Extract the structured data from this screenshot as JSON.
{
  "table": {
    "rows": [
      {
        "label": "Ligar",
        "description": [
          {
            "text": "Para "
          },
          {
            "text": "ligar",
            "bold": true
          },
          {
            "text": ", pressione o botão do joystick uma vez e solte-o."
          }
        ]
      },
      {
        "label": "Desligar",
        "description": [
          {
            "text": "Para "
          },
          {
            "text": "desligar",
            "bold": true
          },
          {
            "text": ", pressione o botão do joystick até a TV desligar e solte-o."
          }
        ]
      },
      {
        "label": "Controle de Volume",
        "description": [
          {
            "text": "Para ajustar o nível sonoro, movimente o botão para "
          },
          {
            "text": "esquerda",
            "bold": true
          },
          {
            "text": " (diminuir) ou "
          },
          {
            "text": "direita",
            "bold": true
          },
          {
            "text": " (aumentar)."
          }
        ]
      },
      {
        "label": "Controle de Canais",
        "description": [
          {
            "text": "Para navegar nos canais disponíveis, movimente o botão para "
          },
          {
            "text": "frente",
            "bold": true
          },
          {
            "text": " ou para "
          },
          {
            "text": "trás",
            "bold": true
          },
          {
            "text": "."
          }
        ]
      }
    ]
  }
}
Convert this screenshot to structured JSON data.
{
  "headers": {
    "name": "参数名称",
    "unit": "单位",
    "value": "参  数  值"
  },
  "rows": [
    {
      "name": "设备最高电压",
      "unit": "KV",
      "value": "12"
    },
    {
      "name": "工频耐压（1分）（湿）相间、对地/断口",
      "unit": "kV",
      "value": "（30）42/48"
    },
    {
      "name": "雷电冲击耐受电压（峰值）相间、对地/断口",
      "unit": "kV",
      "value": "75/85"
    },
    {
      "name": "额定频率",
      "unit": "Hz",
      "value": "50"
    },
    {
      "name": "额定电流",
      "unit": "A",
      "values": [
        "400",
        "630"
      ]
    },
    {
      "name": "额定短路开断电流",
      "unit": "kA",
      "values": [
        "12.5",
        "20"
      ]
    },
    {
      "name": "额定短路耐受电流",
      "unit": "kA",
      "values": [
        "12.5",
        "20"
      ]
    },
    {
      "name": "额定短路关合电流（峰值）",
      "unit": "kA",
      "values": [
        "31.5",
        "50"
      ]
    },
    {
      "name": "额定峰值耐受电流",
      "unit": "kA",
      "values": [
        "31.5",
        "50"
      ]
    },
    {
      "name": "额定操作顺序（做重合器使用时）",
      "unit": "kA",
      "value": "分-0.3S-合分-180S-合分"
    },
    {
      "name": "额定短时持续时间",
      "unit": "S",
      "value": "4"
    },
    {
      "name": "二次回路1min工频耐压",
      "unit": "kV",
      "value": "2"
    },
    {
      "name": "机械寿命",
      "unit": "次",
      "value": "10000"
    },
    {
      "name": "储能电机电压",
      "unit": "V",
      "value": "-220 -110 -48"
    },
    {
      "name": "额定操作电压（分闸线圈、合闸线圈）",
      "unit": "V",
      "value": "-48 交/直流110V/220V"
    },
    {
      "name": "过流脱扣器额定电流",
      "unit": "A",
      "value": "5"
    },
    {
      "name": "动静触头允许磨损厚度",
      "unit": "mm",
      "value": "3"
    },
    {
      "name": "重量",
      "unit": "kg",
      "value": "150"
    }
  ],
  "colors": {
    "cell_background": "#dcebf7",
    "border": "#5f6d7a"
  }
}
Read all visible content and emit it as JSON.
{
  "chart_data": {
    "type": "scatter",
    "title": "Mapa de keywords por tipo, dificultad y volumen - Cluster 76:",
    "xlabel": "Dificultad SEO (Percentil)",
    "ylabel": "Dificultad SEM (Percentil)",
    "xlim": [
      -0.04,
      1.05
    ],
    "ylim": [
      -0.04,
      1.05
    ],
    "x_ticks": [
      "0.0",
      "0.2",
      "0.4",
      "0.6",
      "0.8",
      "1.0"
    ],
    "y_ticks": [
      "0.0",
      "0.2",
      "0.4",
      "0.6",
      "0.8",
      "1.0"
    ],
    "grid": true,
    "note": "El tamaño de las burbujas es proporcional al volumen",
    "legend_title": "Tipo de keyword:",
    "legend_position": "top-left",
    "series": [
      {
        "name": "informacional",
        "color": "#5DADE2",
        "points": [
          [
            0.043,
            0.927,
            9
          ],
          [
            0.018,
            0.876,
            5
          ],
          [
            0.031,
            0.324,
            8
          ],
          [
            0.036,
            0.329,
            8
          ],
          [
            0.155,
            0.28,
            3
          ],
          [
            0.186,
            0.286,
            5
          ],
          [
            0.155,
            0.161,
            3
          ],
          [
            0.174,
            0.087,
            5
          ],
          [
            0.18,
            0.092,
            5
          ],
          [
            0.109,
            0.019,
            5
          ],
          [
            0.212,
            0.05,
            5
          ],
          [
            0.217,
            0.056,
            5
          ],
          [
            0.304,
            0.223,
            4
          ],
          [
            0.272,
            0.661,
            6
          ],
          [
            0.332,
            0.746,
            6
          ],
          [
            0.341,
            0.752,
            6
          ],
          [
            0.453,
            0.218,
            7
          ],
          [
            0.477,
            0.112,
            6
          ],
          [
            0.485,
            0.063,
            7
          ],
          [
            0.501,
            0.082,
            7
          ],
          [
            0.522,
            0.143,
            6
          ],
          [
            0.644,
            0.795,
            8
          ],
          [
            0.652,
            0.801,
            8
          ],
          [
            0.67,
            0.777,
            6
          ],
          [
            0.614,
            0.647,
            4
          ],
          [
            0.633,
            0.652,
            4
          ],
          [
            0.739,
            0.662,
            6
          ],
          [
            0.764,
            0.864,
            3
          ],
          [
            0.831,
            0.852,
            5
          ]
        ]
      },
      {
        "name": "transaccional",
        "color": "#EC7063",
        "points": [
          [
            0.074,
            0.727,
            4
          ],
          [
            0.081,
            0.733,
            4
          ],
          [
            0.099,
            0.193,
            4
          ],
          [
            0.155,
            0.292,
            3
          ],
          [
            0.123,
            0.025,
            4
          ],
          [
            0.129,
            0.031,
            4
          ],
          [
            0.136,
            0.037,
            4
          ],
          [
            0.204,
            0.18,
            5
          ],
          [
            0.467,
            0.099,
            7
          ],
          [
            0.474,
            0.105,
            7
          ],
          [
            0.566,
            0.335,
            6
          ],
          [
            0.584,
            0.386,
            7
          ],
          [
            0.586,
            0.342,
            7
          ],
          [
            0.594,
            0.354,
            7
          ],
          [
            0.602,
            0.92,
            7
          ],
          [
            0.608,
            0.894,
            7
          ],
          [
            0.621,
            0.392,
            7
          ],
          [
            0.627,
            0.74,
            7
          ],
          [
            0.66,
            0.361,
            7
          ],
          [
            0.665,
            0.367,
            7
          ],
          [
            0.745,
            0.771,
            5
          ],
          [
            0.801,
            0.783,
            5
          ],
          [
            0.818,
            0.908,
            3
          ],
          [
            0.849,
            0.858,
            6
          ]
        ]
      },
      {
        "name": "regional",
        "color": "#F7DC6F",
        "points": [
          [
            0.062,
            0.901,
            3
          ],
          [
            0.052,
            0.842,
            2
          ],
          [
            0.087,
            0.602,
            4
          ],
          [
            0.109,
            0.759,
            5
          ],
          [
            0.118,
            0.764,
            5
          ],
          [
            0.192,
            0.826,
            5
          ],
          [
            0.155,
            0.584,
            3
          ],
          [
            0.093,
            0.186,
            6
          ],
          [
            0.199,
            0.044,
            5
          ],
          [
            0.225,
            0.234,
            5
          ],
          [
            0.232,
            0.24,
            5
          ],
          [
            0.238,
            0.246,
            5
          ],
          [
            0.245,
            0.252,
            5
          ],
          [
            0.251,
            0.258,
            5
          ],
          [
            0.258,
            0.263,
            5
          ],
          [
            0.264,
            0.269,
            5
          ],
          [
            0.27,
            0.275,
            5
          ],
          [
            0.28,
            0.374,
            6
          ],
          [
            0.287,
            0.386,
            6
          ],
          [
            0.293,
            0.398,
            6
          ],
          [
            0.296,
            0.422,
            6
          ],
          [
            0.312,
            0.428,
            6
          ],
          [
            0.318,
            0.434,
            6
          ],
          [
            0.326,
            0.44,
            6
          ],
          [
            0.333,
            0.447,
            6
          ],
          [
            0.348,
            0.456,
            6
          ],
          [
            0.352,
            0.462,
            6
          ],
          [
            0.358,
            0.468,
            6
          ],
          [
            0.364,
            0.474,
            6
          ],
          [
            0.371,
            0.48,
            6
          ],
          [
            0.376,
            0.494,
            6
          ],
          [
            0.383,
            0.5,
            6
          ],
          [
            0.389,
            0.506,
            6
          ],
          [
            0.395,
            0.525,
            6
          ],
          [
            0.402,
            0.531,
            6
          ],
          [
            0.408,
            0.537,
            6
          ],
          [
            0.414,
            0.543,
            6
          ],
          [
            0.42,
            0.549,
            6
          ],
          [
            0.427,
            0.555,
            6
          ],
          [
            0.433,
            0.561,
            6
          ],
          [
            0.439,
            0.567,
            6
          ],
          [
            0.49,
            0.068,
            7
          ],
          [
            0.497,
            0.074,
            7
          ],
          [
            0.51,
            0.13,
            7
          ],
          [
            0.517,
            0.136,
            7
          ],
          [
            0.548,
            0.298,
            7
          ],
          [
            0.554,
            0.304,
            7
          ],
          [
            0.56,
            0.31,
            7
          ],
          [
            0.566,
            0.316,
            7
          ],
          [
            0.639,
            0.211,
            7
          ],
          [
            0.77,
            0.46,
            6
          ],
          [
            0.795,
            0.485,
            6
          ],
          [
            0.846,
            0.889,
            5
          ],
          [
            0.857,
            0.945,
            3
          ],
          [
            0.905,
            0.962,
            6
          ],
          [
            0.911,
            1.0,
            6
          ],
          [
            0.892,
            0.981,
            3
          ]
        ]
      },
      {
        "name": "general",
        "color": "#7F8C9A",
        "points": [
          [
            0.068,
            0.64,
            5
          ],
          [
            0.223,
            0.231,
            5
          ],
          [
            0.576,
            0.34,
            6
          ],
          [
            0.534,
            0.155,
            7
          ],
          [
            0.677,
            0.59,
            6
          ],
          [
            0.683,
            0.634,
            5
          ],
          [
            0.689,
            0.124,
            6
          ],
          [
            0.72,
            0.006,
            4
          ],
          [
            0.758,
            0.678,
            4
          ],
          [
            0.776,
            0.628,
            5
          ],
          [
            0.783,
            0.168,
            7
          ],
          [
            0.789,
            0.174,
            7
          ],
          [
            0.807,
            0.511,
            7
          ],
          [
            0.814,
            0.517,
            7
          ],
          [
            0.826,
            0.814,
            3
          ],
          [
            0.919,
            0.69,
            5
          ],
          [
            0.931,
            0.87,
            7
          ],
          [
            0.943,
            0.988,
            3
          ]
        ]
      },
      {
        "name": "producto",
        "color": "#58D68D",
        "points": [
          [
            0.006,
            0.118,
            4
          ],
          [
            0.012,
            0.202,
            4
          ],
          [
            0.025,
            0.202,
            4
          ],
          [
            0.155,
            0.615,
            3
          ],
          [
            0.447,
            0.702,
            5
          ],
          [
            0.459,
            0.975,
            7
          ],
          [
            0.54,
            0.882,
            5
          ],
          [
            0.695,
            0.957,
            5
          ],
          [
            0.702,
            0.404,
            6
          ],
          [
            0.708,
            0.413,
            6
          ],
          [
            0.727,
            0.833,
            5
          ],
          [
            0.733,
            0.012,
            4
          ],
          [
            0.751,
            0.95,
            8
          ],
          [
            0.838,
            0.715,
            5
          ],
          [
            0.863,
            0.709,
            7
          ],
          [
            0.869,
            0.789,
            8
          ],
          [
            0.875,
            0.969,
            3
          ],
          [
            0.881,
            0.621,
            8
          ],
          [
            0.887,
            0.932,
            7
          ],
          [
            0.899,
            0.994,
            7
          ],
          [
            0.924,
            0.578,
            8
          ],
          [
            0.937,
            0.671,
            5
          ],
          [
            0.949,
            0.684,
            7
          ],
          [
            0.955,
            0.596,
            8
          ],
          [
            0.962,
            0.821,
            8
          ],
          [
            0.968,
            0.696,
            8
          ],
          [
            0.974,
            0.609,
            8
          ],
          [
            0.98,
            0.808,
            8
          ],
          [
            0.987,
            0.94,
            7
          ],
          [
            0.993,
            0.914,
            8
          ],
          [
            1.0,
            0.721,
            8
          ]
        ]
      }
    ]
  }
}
|---|
For each line in the data above that contains the string "Controle", extract the line.

## Solution for this problem
        "label": "Controle de Volume",
        "label": "Controle de Canais",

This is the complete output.